▶ _AIM OF THE TASK_:
Go through the data below. List every line that holds the word "stories".

▶ _INFORMATION SHOWN_:
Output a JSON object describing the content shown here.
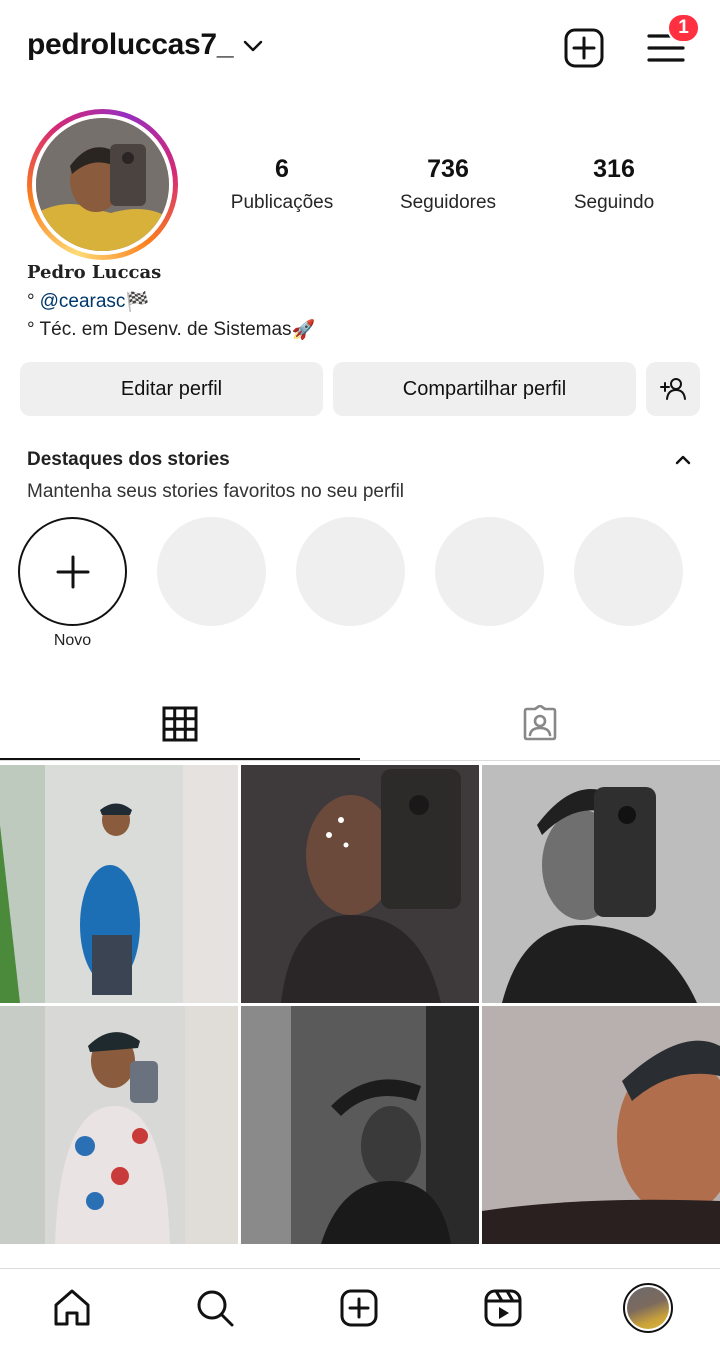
{
  "header": {
    "username": "pedroluccas7_",
    "notification_count": "1"
  },
  "profile": {
    "stats": [
      {
        "value": "6",
        "label": "Publicações"
      },
      {
        "value": "736",
        "label": "Seguidores"
      },
      {
        "value": "316",
        "label": "Seguindo"
      }
    ],
    "full_name": "Pedro Luccas",
    "bio_line1_prefix": "°",
    "bio_line1_mention": "@cearasc",
    "bio_line1_emoji": "🏁",
    "bio_line2": "° Téc. em Desenv. de Sistemas",
    "bio_line2_emoji": "🚀"
  },
  "actions": {
    "edit_label": "Editar perfil",
    "share_label": "Compartilhar perfil"
  },
  "highlights": {
    "title": "Destaques dos stories",
    "subtitle": "Mantenha seus stories favoritos no seu perfil",
    "new_label": "Novo"
  },
  "tabs": [
    "grid-icon",
    "tagged-icon"
  ],
  "bottom_nav": [
    "home-icon",
    "search-icon",
    "create-icon",
    "reels-icon",
    "profile-avatar"
  ],
  "colors": {
    "badge": "#ff3040",
    "mention": "#00376b",
    "button_bg": "#efefef",
    "placeholder": "#efefef"
  }
}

▶ _ANSWER BELOW_:
    "title": "Destaques dos stories",
    "subtitle": "Mantenha seus stories favoritos no seu perfil",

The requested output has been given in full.